> [Given task] Give every entry again, word for word.

> [Collected data]
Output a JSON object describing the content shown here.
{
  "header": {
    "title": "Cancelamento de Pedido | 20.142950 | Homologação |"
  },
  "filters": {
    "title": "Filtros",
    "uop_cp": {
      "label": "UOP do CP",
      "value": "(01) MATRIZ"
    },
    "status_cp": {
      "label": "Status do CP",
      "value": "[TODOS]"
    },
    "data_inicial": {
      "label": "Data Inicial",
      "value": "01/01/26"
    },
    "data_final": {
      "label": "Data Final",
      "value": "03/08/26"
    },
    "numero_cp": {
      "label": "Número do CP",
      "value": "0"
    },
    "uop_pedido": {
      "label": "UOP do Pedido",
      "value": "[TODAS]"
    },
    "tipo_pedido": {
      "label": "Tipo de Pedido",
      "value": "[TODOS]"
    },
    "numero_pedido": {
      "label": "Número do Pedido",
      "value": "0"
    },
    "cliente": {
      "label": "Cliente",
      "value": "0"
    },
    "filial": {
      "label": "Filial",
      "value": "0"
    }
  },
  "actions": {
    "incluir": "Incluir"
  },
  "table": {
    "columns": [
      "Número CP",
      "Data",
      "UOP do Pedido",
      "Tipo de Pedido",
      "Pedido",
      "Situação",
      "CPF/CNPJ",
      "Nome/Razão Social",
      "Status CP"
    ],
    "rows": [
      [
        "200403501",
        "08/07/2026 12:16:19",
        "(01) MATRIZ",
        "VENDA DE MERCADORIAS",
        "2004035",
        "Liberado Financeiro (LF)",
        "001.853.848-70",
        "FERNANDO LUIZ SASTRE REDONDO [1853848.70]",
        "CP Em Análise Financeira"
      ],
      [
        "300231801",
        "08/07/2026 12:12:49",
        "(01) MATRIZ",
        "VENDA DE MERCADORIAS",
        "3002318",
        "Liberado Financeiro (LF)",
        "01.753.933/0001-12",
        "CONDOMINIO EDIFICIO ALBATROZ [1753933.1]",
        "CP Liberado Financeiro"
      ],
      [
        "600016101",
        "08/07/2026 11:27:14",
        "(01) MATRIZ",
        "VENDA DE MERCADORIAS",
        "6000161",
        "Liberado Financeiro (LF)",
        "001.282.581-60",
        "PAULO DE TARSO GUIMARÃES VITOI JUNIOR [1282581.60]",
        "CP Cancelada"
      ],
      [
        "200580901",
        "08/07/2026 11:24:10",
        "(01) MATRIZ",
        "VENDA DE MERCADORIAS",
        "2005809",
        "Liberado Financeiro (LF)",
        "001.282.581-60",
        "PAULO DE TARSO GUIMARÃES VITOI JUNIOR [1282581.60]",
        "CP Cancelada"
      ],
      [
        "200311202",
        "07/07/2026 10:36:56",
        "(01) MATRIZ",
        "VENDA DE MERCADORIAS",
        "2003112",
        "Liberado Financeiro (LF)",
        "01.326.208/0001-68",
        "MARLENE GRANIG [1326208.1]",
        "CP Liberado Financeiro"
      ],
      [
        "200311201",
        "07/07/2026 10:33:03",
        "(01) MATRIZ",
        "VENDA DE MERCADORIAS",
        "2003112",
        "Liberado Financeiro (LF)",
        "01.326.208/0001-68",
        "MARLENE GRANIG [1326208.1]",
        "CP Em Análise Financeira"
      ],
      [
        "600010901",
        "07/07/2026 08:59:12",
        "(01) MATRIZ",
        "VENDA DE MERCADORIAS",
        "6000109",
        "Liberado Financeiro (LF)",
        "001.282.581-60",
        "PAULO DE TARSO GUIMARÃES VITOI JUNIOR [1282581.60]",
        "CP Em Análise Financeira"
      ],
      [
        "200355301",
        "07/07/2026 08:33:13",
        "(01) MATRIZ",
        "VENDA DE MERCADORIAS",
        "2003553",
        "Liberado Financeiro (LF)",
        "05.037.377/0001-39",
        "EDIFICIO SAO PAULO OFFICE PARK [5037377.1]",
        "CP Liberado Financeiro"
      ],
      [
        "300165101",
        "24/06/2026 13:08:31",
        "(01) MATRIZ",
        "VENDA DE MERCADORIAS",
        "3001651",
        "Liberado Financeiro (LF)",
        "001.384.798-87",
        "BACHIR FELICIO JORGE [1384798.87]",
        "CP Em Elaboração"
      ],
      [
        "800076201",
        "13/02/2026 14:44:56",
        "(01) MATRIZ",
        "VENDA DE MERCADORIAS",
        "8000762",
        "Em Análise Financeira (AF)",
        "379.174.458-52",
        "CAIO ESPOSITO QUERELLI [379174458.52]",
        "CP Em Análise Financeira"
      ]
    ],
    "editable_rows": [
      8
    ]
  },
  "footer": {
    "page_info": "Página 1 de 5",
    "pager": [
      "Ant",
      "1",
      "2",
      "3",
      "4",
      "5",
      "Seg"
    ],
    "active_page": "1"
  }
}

> [Reply to the task]
Output a JSON object describing the content shown here.
{
  "header": {
    "title": "Cancelamento de Pedido | 20.142950 | Homologação |"
  },
  "filters": {
    "title": "Filtros",
    "uop_cp": {
      "label": "UOP do CP",
      "value": "(01) MATRIZ"
    },
    "status_cp": {
      "label": "Status do CP",
      "value": "[TODOS]"
    },
    "data_inicial": {
      "label": "Data Inicial",
      "value": "01/01/26"
    },
    "data_final": {
      "label": "Data Final",
      "value": "03/08/26"
    },
    "numero_cp": {
      "label": "Número do CP",
      "value": "0"
    },
    "uop_pedido": {
      "label": "UOP do Pedido",
      "value": "[TODAS]"
    },
    "tipo_pedido": {
      "label": "Tipo de Pedido",
      "value": "[TODOS]"
    },
    "numero_pedido": {
      "label": "Número do Pedido",
      "value": "0"
    },
    "cliente": {
      "label": "Cliente",
      "value": "0"
    },
    "filial": {
      "label": "Filial",
      "value": "0"
    }
  },
  "actions": {
    "incluir": "Incluir"
  },
  "table": {
    "columns": [
      "Número CP",
      "Data",
      "UOP do Pedido",
      "Tipo de Pedido",
      "Pedido",
      "Situação",
      "CPF/CNPJ",
      "Nome/Razão Social",
      "Status CP"
    ],
    "rows": [
      [
        "200403501",
        "08/07/2026 12:16:19",
        "(01) MATRIZ",
        "VENDA DE MERCADORIAS",
        "2004035",
        "Liberado Financeiro (LF)",
        "001.853.848-70",
        "FERNANDO LUIZ SASTRE REDONDO [1853848.70]",
        "CP Em Análise Financeira"
      ],
      [
        "300231801",
        "08/07/2026 12:12:49",
        "(01) MATRIZ",
        "VENDA DE MERCADORIAS",
        "3002318",
        "Liberado Financeiro (LF)",
        "01.753.933/0001-12",
        "CONDOMINIO EDIFICIO ALBATROZ [1753933.1]",
        "CP Liberado Financeiro"
      ],
      [
        "600016101",
        "08/07/2026 11:27:14",
        "(01) MATRIZ",
        "VENDA DE MERCADORIAS",
        "6000161",
        "Liberado Financeiro (LF)",
        "001.282.581-60",
        "PAULO DE TARSO GUIMARÃES VITOI JUNIOR [1282581.60]",
        "CP Cancelada"
      ],
      [
        "200580901",
        "08/07/2026 11:24:10",
        "(01) MATRIZ",
        "VENDA DE MERCADORIAS",
        "2005809",
        "Liberado Financeiro (LF)",
        "001.282.581-60",
        "PAULO DE TARSO GUIMARÃES VITOI JUNIOR [1282581.60]",
        "CP Cancelada"
      ],
      [
        "200311202",
        "07/07/2026 10:36:56",
        "(01) MATRIZ",
        "VENDA DE MERCADORIAS",
        "2003112",
        "Liberado Financeiro (LF)",
        "01.326.208/0001-68",
        "MARLENE GRANIG [1326208.1]",
        "CP Liberado Financeiro"
      ],
      [
        "200311201",
        "07/07/2026 10:33:03",
        "(01) MATRIZ",
        "VENDA DE MERCADORIAS",
        "2003112",
        "Liberado Financeiro (LF)",
        "01.326.208/0001-68",
        "MARLENE GRANIG [1326208.1]",
        "CP Em Análise Financeira"
      ],
      [
        "600010901",
        "07/07/2026 08:59:12",
        "(01) MATRIZ",
        "VENDA DE MERCADORIAS",
        "6000109",
        "Liberado Financeiro (LF)",
        "001.282.581-60",
        "PAULO DE TARSO GUIMARÃES VITOI JUNIOR [1282581.60]",
        "CP Em Análise Financeira"
      ],
      [
        "200355301",
        "07/07/2026 08:33:13",
        "(01) MATRIZ",
        "VENDA DE MERCADORIAS",
        "2003553",
        "Liberado Financeiro (LF)",
        "05.037.377/0001-39",
        "EDIFICIO SAO PAULO OFFICE PARK [5037377.1]",
        "CP Liberado Financeiro"
      ],
      [
        "300165101",
        "24/06/2026 13:08:31",
        "(01) MATRIZ",
        "VENDA DE MERCADORIAS",
        "3001651",
        "Liberado Financeiro (LF)",
        "001.384.798-87",
        "BACHIR FELICIO JORGE [1384798.87]",
        "CP Em Elaboração"
      ],
      [
        "800076201",
        "13/02/2026 14:44:56",
        "(01) MATRIZ",
        "VENDA DE MERCADORIAS",
        "8000762",
        "Em Análise Financeira (AF)",
        "379.174.458-52",
        "CAIO ESPOSITO QUERELLI [379174458.52]",
        "CP Em Análise Financeira"
      ]
    ],
    "editable_rows": [
      8
    ]
  },
  "footer": {
    "page_info": "Página 1 de 5",
    "pager": [
      "Ant",
      "1",
      "2",
      "3",
      "4",
      "5",
      "Seg"
    ],
    "active_page": "1"
  }
}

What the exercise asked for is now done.